GIVEN INSTRUCTION -
Pictures do not belong in the copy. Return all of the entries exactly.

ROWS -
## START
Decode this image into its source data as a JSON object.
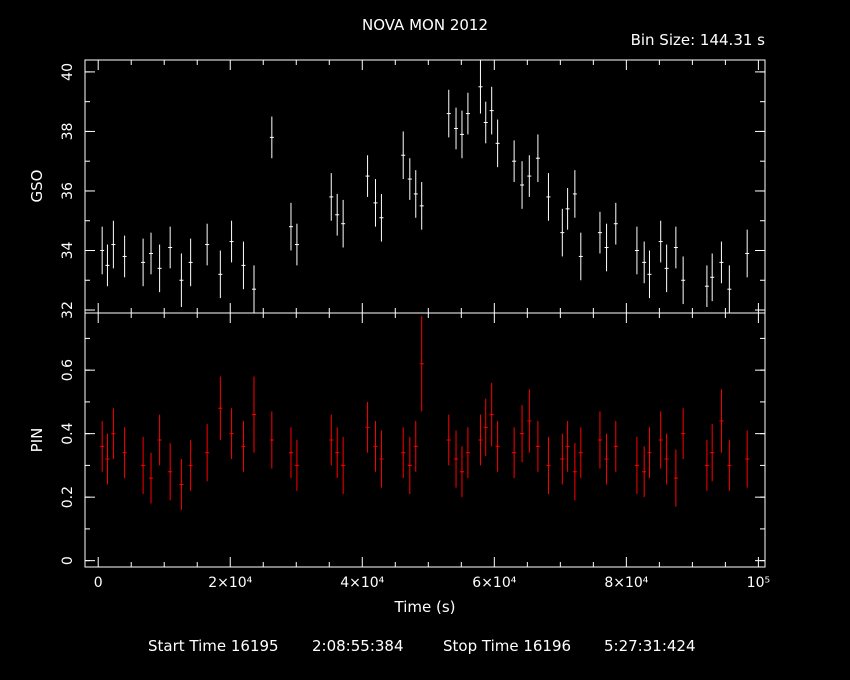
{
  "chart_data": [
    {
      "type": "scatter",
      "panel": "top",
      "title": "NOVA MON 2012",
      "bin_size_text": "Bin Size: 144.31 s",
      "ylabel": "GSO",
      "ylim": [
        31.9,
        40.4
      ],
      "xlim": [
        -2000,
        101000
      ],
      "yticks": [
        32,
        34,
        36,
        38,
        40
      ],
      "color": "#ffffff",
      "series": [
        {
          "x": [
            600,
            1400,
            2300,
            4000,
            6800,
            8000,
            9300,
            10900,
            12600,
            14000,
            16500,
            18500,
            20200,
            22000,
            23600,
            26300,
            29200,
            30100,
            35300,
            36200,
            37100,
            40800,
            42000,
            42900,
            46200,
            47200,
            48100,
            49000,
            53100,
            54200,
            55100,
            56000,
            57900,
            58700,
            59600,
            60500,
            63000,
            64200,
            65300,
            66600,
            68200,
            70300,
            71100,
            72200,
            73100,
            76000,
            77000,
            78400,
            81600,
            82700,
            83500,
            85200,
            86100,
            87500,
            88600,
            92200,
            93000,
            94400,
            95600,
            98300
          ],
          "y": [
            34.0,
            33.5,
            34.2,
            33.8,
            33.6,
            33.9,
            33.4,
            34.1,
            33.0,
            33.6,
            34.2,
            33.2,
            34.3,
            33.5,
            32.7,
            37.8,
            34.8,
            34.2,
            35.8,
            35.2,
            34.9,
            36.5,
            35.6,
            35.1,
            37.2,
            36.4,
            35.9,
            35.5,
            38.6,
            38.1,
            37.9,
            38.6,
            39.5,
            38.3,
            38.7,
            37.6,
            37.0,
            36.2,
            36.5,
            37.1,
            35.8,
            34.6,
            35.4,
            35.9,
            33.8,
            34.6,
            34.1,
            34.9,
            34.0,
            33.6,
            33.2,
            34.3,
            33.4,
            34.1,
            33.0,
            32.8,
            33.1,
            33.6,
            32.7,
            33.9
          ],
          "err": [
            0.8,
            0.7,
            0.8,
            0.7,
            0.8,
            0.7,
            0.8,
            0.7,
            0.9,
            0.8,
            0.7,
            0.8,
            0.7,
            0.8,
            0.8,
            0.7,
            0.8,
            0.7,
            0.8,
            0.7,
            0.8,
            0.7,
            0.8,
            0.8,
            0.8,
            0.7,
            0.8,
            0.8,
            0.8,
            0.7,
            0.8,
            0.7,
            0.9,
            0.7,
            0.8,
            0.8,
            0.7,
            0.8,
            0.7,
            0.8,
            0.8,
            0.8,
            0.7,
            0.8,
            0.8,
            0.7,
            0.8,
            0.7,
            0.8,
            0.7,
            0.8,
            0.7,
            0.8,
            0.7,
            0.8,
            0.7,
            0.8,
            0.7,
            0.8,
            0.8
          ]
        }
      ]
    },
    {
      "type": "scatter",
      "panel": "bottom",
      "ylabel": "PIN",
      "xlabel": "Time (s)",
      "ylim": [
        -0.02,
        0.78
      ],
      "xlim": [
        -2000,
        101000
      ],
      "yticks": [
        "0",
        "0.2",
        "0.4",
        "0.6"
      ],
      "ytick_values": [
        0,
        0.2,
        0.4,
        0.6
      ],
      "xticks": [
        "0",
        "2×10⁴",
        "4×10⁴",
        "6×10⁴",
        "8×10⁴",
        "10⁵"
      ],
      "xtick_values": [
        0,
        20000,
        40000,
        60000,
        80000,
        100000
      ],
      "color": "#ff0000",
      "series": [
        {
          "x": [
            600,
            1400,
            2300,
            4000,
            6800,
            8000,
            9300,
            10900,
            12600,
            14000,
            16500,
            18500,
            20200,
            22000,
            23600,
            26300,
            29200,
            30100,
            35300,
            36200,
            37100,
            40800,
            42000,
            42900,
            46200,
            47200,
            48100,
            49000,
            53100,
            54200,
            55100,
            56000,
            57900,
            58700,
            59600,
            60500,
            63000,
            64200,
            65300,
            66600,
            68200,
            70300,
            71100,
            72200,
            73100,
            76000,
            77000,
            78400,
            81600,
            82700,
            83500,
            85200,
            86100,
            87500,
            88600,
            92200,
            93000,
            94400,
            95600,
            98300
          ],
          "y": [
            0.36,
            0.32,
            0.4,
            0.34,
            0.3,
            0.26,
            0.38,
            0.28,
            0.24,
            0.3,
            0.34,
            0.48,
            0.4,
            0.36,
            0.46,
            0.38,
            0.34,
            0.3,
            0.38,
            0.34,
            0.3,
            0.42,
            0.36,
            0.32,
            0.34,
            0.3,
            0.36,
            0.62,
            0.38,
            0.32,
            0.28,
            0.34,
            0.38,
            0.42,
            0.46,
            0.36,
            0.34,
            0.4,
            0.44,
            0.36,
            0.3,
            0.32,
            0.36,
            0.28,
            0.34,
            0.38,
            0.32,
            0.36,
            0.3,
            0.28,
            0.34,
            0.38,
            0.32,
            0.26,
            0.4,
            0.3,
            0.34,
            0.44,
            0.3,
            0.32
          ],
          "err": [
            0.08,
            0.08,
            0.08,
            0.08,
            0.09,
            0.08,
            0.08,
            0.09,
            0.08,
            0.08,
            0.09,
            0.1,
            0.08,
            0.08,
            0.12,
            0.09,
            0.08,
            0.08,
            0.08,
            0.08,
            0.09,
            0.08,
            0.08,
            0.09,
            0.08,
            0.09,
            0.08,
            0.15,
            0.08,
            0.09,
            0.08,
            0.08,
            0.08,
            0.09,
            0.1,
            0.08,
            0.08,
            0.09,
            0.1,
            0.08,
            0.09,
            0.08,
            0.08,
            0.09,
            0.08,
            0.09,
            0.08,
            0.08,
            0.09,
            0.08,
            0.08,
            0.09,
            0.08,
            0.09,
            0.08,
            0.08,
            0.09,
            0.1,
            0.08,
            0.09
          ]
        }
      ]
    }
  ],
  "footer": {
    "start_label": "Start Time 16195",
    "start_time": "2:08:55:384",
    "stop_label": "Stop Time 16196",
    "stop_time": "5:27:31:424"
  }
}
## END
FINAL ANSWER -
Decode this image into its source data as a JSON object.
{
  "chart_data": [
    {
      "type": "scatter",
      "panel": "top",
      "title": "NOVA MON 2012",
      "bin_size_text": "Bin Size: 144.31 s",
      "ylabel": "GSO",
      "ylim": [
        31.9,
        40.4
      ],
      "xlim": [
        -2000,
        101000
      ],
      "yticks": [
        32,
        34,
        36,
        38,
        40
      ],
      "color": "#ffffff",
      "series": [
        {
          "x": [
            600,
            1400,
            2300,
            4000,
            6800,
            8000,
            9300,
            10900,
            12600,
            14000,
            16500,
            18500,
            20200,
            22000,
            23600,
            26300,
            29200,
            30100,
            35300,
            36200,
            37100,
            40800,
            42000,
            42900,
            46200,
            47200,
            48100,
            49000,
            53100,
            54200,
            55100,
            56000,
            57900,
            58700,
            59600,
            60500,
            63000,
            64200,
            65300,
            66600,
            68200,
            70300,
            71100,
            72200,
            73100,
            76000,
            77000,
            78400,
            81600,
            82700,
            83500,
            85200,
            86100,
            87500,
            88600,
            92200,
            93000,
            94400,
            95600,
            98300
          ],
          "y": [
            34.0,
            33.5,
            34.2,
            33.8,
            33.6,
            33.9,
            33.4,
            34.1,
            33.0,
            33.6,
            34.2,
            33.2,
            34.3,
            33.5,
            32.7,
            37.8,
            34.8,
            34.2,
            35.8,
            35.2,
            34.9,
            36.5,
            35.6,
            35.1,
            37.2,
            36.4,
            35.9,
            35.5,
            38.6,
            38.1,
            37.9,
            38.6,
            39.5,
            38.3,
            38.7,
            37.6,
            37.0,
            36.2,
            36.5,
            37.1,
            35.8,
            34.6,
            35.4,
            35.9,
            33.8,
            34.6,
            34.1,
            34.9,
            34.0,
            33.6,
            33.2,
            34.3,
            33.4,
            34.1,
            33.0,
            32.8,
            33.1,
            33.6,
            32.7,
            33.9
          ],
          "err": [
            0.8,
            0.7,
            0.8,
            0.7,
            0.8,
            0.7,
            0.8,
            0.7,
            0.9,
            0.8,
            0.7,
            0.8,
            0.7,
            0.8,
            0.8,
            0.7,
            0.8,
            0.7,
            0.8,
            0.7,
            0.8,
            0.7,
            0.8,
            0.8,
            0.8,
            0.7,
            0.8,
            0.8,
            0.8,
            0.7,
            0.8,
            0.7,
            0.9,
            0.7,
            0.8,
            0.8,
            0.7,
            0.8,
            0.7,
            0.8,
            0.8,
            0.8,
            0.7,
            0.8,
            0.8,
            0.7,
            0.8,
            0.7,
            0.8,
            0.7,
            0.8,
            0.7,
            0.8,
            0.7,
            0.8,
            0.7,
            0.8,
            0.7,
            0.8,
            0.8
          ]
        }
      ]
    },
    {
      "type": "scatter",
      "panel": "bottom",
      "ylabel": "PIN",
      "xlabel": "Time (s)",
      "ylim": [
        -0.02,
        0.78
      ],
      "xlim": [
        -2000,
        101000
      ],
      "yticks": [
        "0",
        "0.2",
        "0.4",
        "0.6"
      ],
      "ytick_values": [
        0,
        0.2,
        0.4,
        0.6
      ],
      "xticks": [
        "0",
        "2×10⁴",
        "4×10⁴",
        "6×10⁴",
        "8×10⁴",
        "10⁵"
      ],
      "xtick_values": [
        0,
        20000,
        40000,
        60000,
        80000,
        100000
      ],
      "color": "#ff0000",
      "series": [
        {
          "x": [
            600,
            1400,
            2300,
            4000,
            6800,
            8000,
            9300,
            10900,
            12600,
            14000,
            16500,
            18500,
            20200,
            22000,
            23600,
            26300,
            29200,
            30100,
            35300,
            36200,
            37100,
            40800,
            42000,
            42900,
            46200,
            47200,
            48100,
            49000,
            53100,
            54200,
            55100,
            56000,
            57900,
            58700,
            59600,
            60500,
            63000,
            64200,
            65300,
            66600,
            68200,
            70300,
            71100,
            72200,
            73100,
            76000,
            77000,
            78400,
            81600,
            82700,
            83500,
            85200,
            86100,
            87500,
            88600,
            92200,
            93000,
            94400,
            95600,
            98300
          ],
          "y": [
            0.36,
            0.32,
            0.4,
            0.34,
            0.3,
            0.26,
            0.38,
            0.28,
            0.24,
            0.3,
            0.34,
            0.48,
            0.4,
            0.36,
            0.46,
            0.38,
            0.34,
            0.3,
            0.38,
            0.34,
            0.3,
            0.42,
            0.36,
            0.32,
            0.34,
            0.3,
            0.36,
            0.62,
            0.38,
            0.32,
            0.28,
            0.34,
            0.38,
            0.42,
            0.46,
            0.36,
            0.34,
            0.4,
            0.44,
            0.36,
            0.3,
            0.32,
            0.36,
            0.28,
            0.34,
            0.38,
            0.32,
            0.36,
            0.3,
            0.28,
            0.34,
            0.38,
            0.32,
            0.26,
            0.4,
            0.3,
            0.34,
            0.44,
            0.3,
            0.32
          ],
          "err": [
            0.08,
            0.08,
            0.08,
            0.08,
            0.09,
            0.08,
            0.08,
            0.09,
            0.08,
            0.08,
            0.09,
            0.1,
            0.08,
            0.08,
            0.12,
            0.09,
            0.08,
            0.08,
            0.08,
            0.08,
            0.09,
            0.08,
            0.08,
            0.09,
            0.08,
            0.09,
            0.08,
            0.15,
            0.08,
            0.09,
            0.08,
            0.08,
            0.08,
            0.09,
            0.1,
            0.08,
            0.08,
            0.09,
            0.1,
            0.08,
            0.09,
            0.08,
            0.08,
            0.09,
            0.08,
            0.09,
            0.08,
            0.08,
            0.09,
            0.08,
            0.08,
            0.09,
            0.08,
            0.09,
            0.08,
            0.08,
            0.09,
            0.1,
            0.08,
            0.09
          ]
        }
      ]
    }
  ],
  "footer": {
    "start_label": "Start Time 16195",
    "start_time": "2:08:55:384",
    "stop_label": "Stop Time 16196",
    "stop_time": "5:27:31:424"
  }
}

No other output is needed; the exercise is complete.